#### [TASK DESCRIPTION]
Scan the listing below and copy every line holding "разделами".

#### [EXERCISE MATERIALS]
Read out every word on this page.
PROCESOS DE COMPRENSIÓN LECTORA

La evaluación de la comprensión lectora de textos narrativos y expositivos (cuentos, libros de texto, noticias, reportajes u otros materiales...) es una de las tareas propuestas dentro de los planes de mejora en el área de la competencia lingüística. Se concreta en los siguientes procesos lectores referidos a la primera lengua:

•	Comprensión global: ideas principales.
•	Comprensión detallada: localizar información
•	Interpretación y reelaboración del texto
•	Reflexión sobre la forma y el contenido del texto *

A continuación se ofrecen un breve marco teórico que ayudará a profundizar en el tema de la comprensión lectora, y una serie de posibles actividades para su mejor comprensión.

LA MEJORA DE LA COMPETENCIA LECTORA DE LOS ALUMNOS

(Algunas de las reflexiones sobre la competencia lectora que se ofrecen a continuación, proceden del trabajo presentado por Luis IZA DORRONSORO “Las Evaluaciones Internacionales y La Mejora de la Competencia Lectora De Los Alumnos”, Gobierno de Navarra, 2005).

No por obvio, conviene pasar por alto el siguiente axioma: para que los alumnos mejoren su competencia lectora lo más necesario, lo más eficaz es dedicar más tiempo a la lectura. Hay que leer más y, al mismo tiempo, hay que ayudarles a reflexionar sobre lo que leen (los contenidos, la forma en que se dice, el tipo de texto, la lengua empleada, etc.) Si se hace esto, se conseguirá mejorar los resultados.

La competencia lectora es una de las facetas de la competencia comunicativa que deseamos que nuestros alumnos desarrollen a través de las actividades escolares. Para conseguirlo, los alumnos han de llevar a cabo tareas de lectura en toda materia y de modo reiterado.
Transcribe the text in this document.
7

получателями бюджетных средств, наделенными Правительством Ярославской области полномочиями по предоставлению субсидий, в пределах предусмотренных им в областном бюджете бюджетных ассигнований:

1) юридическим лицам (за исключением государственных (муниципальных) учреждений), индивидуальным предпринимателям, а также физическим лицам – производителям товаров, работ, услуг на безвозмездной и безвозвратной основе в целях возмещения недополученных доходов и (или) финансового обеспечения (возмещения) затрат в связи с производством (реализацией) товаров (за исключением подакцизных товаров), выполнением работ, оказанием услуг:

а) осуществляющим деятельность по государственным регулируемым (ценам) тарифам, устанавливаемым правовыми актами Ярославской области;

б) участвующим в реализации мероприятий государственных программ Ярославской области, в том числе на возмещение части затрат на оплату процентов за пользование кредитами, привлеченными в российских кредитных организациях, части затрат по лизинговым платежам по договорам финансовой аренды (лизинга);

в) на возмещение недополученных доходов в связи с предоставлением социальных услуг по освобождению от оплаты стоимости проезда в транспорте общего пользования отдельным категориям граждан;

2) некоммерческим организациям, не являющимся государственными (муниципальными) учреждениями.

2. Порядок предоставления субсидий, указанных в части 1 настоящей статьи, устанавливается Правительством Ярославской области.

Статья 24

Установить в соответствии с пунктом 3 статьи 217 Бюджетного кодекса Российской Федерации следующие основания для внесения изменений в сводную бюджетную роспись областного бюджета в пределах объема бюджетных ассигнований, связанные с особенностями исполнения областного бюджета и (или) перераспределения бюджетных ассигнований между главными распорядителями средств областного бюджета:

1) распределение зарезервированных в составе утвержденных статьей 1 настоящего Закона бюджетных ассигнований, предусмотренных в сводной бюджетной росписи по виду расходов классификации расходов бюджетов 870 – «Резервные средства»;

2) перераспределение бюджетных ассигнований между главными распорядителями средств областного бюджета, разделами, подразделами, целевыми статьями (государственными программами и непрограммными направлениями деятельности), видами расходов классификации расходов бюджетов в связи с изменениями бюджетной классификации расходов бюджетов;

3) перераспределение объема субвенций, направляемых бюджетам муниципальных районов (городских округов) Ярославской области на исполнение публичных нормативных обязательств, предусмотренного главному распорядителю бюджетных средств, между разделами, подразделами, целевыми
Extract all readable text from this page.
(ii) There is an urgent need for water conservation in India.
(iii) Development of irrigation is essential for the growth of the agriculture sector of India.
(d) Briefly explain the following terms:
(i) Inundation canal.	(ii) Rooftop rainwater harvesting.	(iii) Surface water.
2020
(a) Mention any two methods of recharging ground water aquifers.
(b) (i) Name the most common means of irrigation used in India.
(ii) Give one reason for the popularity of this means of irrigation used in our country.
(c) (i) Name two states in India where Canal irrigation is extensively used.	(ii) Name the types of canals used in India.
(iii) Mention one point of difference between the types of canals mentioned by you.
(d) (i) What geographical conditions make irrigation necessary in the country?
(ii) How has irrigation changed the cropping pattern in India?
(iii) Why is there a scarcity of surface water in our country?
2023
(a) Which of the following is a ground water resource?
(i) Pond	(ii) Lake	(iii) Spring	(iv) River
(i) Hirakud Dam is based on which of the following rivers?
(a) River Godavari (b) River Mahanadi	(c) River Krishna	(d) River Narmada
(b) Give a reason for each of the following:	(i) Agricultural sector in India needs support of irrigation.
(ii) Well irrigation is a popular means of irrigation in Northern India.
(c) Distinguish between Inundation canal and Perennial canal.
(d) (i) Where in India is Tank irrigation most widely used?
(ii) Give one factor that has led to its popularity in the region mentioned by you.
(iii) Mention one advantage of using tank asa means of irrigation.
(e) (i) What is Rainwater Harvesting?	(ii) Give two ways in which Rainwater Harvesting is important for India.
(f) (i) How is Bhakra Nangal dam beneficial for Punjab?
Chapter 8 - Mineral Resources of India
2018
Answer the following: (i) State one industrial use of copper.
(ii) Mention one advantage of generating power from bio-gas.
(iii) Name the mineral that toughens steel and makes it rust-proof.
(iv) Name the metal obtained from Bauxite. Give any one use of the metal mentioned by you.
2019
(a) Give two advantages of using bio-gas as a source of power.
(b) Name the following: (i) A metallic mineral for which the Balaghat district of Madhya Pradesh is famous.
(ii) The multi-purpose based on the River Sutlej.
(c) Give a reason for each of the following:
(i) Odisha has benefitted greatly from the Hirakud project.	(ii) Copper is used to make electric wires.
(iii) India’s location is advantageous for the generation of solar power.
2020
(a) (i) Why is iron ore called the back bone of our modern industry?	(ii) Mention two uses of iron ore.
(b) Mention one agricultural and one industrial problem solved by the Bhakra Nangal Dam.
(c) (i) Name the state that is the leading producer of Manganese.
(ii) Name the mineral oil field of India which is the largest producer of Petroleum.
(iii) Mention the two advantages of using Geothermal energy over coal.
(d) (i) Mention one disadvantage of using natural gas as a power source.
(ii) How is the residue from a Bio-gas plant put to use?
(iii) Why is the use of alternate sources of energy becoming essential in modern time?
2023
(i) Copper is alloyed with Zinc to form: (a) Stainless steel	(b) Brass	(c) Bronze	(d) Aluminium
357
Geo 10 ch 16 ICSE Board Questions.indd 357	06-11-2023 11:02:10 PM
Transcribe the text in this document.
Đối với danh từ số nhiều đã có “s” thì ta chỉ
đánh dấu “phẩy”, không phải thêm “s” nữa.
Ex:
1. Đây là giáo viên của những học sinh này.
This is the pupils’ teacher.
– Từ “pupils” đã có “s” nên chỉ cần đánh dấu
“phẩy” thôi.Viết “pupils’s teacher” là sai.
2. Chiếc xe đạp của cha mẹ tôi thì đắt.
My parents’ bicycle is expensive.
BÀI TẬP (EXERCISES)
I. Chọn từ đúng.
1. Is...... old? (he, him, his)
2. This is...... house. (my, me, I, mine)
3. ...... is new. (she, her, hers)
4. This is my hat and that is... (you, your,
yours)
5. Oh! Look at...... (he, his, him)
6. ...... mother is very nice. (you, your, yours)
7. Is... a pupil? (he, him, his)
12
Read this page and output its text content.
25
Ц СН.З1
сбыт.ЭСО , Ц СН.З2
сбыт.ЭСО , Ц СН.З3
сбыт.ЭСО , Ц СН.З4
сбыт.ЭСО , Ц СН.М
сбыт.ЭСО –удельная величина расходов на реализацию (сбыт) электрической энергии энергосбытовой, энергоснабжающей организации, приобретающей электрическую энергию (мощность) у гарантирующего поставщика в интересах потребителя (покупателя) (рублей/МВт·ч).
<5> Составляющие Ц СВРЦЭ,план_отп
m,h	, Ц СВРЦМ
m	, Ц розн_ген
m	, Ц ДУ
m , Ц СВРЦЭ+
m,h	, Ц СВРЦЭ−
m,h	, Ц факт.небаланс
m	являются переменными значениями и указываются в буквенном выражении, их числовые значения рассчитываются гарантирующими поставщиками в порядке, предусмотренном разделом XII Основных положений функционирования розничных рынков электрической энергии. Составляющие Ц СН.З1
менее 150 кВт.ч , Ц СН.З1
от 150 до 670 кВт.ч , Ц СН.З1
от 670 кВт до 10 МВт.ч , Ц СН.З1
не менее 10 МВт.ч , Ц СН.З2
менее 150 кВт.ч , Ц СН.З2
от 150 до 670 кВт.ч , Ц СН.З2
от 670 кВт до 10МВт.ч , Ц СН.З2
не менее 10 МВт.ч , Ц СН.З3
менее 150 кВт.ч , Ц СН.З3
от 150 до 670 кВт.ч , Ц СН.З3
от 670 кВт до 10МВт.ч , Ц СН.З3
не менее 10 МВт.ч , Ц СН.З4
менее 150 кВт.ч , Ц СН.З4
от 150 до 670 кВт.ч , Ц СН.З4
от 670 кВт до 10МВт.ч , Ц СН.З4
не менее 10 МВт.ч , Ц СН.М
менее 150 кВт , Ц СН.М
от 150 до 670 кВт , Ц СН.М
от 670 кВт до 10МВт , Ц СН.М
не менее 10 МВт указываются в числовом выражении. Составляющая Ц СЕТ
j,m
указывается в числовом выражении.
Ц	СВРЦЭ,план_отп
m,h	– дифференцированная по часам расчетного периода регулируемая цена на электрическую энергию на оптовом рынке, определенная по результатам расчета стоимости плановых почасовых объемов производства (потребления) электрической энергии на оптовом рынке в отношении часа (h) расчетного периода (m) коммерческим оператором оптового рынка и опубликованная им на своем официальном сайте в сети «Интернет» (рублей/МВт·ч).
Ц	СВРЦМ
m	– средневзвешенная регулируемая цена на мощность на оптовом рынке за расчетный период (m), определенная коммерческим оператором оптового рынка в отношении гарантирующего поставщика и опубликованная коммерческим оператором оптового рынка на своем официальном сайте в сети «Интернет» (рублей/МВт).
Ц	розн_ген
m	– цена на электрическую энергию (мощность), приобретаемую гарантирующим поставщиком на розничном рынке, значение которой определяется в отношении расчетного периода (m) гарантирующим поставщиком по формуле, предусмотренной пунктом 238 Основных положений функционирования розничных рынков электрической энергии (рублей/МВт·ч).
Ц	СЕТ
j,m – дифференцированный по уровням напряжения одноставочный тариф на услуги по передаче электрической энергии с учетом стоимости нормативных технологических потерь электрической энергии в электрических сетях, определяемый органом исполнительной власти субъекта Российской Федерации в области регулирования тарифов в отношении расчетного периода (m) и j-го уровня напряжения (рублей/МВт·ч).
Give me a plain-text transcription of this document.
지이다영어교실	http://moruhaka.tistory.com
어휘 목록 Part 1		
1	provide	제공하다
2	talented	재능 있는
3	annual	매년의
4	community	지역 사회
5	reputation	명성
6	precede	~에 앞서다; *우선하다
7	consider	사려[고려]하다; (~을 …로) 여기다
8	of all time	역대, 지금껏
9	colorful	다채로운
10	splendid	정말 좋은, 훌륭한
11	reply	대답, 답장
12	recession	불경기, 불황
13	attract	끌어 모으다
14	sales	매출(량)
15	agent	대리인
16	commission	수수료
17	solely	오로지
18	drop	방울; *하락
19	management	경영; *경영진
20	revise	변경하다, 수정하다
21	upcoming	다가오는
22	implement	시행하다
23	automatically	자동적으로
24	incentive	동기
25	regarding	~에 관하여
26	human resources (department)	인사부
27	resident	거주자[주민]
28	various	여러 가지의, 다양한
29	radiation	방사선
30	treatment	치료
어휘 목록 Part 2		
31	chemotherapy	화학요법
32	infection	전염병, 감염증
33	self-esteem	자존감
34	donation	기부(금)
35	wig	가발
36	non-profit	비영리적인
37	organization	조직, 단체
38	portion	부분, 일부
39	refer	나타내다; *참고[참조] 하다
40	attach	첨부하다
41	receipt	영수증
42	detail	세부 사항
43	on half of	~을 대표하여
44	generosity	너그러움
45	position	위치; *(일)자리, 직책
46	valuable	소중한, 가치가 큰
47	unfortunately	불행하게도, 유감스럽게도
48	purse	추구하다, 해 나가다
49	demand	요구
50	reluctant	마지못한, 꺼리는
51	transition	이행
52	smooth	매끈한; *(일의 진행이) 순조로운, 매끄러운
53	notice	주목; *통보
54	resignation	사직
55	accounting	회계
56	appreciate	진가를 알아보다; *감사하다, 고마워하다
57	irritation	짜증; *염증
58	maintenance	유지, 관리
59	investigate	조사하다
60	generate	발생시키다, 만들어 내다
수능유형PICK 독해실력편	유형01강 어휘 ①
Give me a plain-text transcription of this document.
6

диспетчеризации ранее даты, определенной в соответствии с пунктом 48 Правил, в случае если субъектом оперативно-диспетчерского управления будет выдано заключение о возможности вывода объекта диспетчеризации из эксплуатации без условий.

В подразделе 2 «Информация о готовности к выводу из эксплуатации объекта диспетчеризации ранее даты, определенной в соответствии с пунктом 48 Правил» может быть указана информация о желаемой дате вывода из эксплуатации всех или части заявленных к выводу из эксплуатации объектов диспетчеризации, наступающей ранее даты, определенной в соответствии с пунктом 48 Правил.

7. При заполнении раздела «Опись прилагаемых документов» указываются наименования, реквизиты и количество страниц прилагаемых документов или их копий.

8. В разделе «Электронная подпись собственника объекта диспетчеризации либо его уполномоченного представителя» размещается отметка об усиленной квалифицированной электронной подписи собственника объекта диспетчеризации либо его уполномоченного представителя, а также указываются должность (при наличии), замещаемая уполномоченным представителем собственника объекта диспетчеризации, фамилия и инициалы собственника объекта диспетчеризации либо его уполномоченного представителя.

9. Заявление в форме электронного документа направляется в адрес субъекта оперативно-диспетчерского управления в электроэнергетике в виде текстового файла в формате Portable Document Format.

#### [OUTPUT OF THE TASK]
2) перераспределение бюджетных ассигнований между главными распорядителями средств областного бюджета, разделами, подразделами, целевыми статьями (государственными программами и непрограммными направлениями деятельности), видами расходов классификации расходов бюджетов в связи с изменениями бюджетной классификации расходов бюджетов;
3) перераспределение объема субвенций, направляемых бюджетам муниципальных районов (городских округов) Ярославской области на исполнение публичных нормативных обязательств, предусмотренного главному распорядителю бюджетных средств, между разделами, подразделами, целевыми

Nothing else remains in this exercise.